Directions – Find the string "经甲乙双方平等协商" in the records. Copy every line it appears in.

Supplied data –
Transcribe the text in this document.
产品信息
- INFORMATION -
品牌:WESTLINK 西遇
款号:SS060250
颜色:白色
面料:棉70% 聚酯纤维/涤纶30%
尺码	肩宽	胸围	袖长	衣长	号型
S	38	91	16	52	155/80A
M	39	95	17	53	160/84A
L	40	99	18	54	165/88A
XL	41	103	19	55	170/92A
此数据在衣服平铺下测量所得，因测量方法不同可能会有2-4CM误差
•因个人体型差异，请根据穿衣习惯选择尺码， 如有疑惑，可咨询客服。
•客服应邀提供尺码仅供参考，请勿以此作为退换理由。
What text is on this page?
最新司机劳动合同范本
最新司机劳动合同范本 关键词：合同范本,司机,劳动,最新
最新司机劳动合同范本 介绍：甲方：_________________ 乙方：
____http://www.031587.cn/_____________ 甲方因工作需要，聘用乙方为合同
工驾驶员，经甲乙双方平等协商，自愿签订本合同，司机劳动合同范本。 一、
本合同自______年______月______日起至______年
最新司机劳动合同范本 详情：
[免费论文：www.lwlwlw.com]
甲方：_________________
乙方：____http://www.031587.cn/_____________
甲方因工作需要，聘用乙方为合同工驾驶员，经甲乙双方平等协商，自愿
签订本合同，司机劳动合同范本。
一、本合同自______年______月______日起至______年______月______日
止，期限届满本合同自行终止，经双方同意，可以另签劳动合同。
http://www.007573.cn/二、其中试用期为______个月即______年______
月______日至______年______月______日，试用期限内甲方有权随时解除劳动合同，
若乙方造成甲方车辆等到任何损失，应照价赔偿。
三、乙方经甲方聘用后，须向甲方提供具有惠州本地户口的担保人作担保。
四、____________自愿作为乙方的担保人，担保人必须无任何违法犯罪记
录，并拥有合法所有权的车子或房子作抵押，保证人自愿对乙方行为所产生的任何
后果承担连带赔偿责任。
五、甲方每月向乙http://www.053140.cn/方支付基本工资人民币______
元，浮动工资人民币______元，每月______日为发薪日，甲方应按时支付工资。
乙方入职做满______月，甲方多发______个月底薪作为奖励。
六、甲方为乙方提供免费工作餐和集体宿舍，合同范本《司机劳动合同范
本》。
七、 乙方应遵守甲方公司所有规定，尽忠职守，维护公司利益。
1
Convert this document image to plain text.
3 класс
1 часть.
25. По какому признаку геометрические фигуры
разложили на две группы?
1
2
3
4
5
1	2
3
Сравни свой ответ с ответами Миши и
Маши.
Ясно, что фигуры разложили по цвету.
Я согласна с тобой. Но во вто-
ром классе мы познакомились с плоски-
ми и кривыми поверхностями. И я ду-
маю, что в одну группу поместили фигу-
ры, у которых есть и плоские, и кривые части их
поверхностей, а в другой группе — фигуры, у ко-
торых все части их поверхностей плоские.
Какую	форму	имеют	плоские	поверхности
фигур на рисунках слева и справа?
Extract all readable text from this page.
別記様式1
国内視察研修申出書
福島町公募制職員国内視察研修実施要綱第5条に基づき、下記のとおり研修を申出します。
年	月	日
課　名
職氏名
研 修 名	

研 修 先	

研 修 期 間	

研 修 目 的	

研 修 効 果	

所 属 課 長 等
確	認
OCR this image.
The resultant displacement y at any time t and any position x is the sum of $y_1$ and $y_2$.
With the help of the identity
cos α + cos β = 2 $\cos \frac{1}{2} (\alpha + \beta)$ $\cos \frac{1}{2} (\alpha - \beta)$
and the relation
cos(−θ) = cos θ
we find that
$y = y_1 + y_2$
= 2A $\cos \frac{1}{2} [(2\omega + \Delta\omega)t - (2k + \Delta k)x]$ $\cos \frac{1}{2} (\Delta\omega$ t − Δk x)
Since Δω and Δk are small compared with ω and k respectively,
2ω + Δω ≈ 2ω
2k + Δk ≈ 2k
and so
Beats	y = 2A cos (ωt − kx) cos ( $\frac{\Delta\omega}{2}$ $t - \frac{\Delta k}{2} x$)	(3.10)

Final result –
工驾驶员，经甲乙双方平等协商，自愿签订本合同，司机劳动合同范本。 一、
甲方因工作需要，聘用乙方为合同工驾驶员，经甲乙双方平等协商，自愿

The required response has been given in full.